*** Document passage ***

Secretary of State Mike Pompeo en Route to North Korea

Mike Pompeo, first the Director of the Central Intelligence Agency (CIA) before State Department nominee, left, with President Donald J. Trump, right. (Photo: AP)
Mike Pompeo, first the Director of the Central Intelligence Agency (CIA) before State Department nominee, left, with President Donald J. Trump, right. (Photo: AP)

Mike Pompeo, first the Director of the Central Intelligence Agency (CIA) before State Department nominee, left, with President Donald J. Trump, right. (Photo: AP)

Secretary of State Mike Pompeo is currently en route to North Korea ahead of a historic meeting between President Donald Trump and Kim Jong Un. Mr. Pompeo will be arriving for his second known visit to the country shortly and has meetings scheduled.

Mr. Pompeo, who was nominated by President Donald Trump to replace Rex Tillerson, received more than a dozen Democratic votes in favor of his CIA confirmation in the U.S. Senate. However, he received only 6 Democratic votes for his confirmation to head up the State Department.

***

§ **Objective 1**
Print the passage about Mike Pompeo from "Secretary of State Mike Pompeo is" up to and including "the State Department.".
The passage and the entries that follow are unrelated to each other.

*** Provided records ***

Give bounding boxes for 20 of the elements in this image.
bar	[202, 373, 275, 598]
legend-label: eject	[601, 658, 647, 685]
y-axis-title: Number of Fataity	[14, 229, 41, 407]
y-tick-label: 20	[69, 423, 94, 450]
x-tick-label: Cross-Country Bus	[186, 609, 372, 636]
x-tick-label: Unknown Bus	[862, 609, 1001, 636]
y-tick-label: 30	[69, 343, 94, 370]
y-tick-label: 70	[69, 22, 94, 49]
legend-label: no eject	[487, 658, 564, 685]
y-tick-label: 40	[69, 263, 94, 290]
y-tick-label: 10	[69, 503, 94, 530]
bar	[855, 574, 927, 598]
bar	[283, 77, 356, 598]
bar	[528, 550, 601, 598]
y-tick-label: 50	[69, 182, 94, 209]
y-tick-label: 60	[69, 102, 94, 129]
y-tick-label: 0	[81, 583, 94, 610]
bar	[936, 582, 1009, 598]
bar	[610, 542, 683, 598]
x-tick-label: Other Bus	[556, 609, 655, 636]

***
*** Provided records ***

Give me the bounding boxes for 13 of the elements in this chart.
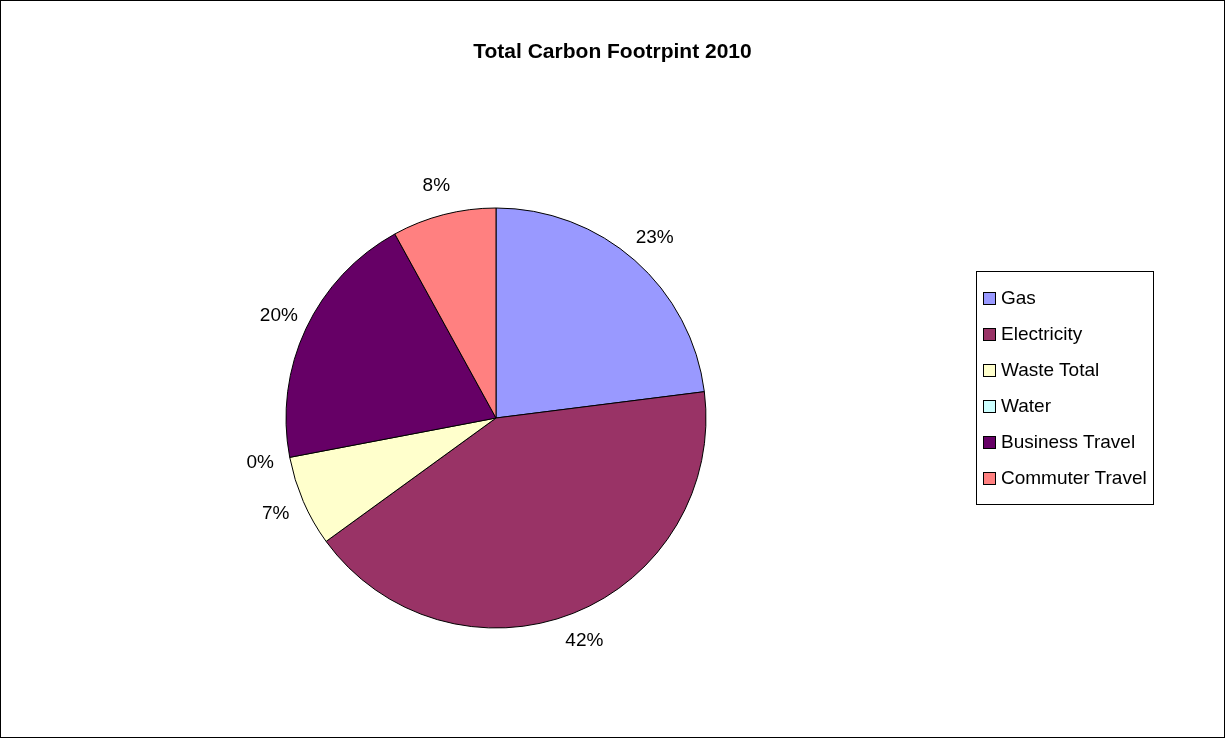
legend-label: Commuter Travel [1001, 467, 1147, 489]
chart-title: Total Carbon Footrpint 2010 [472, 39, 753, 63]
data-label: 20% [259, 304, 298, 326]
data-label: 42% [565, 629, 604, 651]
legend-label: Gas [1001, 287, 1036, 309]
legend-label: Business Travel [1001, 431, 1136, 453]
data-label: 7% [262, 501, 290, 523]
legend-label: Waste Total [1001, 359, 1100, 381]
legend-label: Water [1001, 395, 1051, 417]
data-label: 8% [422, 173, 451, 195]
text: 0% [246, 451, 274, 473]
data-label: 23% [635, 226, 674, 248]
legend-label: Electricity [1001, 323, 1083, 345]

***

§ **Objective 2**
Output the entry lines without changes, from the line with "Give me the" up to and including the line with "legend-label: Electricity [1001, 323, 1083, 345]". Leave the pictures out.

§ **Exercise output 1**
Secretary of State Mike Pompeo is currently en route to North Korea ahead of a historic meeting between President Donald Trump and Kim Jong Un. Mr. Pompeo will be arriving for his second known visit to the country shortly and has meetings scheduled.

Mr. Pompeo, who was nominated by President Donald Trump to replace Rex Tillerson, received more than a dozen Democratic votes in favor of his CIA confirmation in the U.S. Senate. However, he received only 6 Democratic votes for his confirmation to head up the State Department.

§ **Exercise output 2**
Give me the bounding boxes for 13 of the elements in this chart.
legend-label: Commuter Travel [1001, 467, 1147, 489]
chart-title: Total Carbon Footrpint 2010 [472, 39, 753, 63]
data-label: 20% [259, 304, 298, 326]
data-label: 42% [565, 629, 604, 651]
legend-label: Gas [1001, 287, 1036, 309]
legend-label: Business Travel [1001, 431, 1136, 453]
data-label: 7% [262, 501, 290, 523]
legend-label: Waste Total [1001, 359, 1100, 381]
legend-label: Water [1001, 395, 1051, 417]
data-label: 8% [422, 173, 451, 195]
text: 0% [246, 451, 274, 473]
data-label: 23% [635, 226, 674, 248]
legend-label: Electricity [1001, 323, 1083, 345]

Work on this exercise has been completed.